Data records
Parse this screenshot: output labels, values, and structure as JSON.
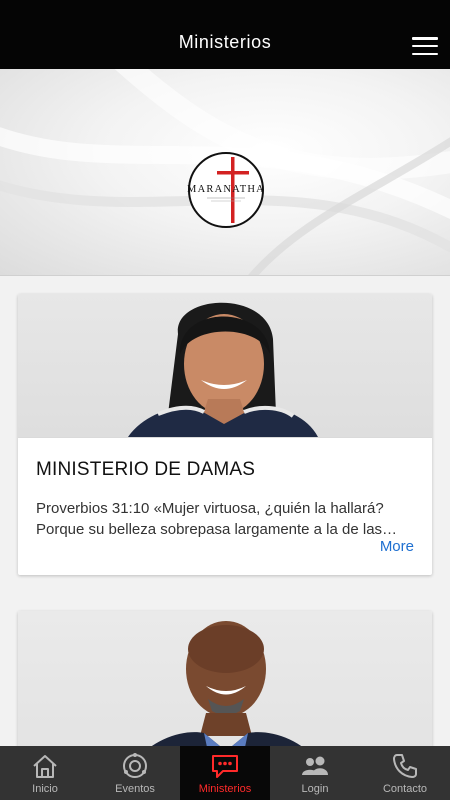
{
  "header": {
    "title": "Ministerios",
    "menu_icon": "hamburger-menu-icon"
  },
  "hero": {
    "logo_text": "MARANATHA",
    "accent_color": "#d32222"
  },
  "cards": [
    {
      "title": "MINISTERIO DE DAMAS",
      "description": "Proverbios 31:10 «Mujer virtuosa, ¿quién la hallará? Porque su belleza sobrepasa largamente a la de las…",
      "more_label": "More"
    },
    {
      "title": "",
      "description": "",
      "more_label": ""
    }
  ],
  "tabbar": {
    "active_color": "#ff2a2a",
    "items": [
      {
        "label": "Inicio",
        "icon": "home-icon"
      },
      {
        "label": "Eventos",
        "icon": "events-icon"
      },
      {
        "label": "Ministerios",
        "icon": "chat-bubble-icon",
        "active": true
      },
      {
        "label": "Login",
        "icon": "users-icon"
      },
      {
        "label": "Contacto",
        "icon": "phone-icon"
      }
    ]
  }
}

* **BRIEF**: Repeat all of the records verbatim, leaving out the pictures.

* **CORRECT RESPONSE**:
Parse this screenshot: output labels, values, and structure as JSON.
{
  "header": {
    "title": "Ministerios",
    "menu_icon": "hamburger-menu-icon"
  },
  "hero": {
    "logo_text": "MARANATHA",
    "accent_color": "#d32222"
  },
  "cards": [
    {
      "title": "MINISTERIO DE DAMAS",
      "description": "Proverbios 31:10 «Mujer virtuosa, ¿quién la hallará? Porque su belleza sobrepasa largamente a la de las…",
      "more_label": "More"
    },
    {
      "title": "",
      "description": "",
      "more_label": ""
    }
  ],
  "tabbar": {
    "active_color": "#ff2a2a",
    "items": [
      {
        "label": "Inicio",
        "icon": "home-icon"
      },
      {
        "label": "Eventos",
        "icon": "events-icon"
      },
      {
        "label": "Ministerios",
        "icon": "chat-bubble-icon",
        "active": true
      },
      {
        "label": "Login",
        "icon": "users-icon"
      },
      {
        "label": "Contacto",
        "icon": "phone-icon"
      }
    ]
  }
}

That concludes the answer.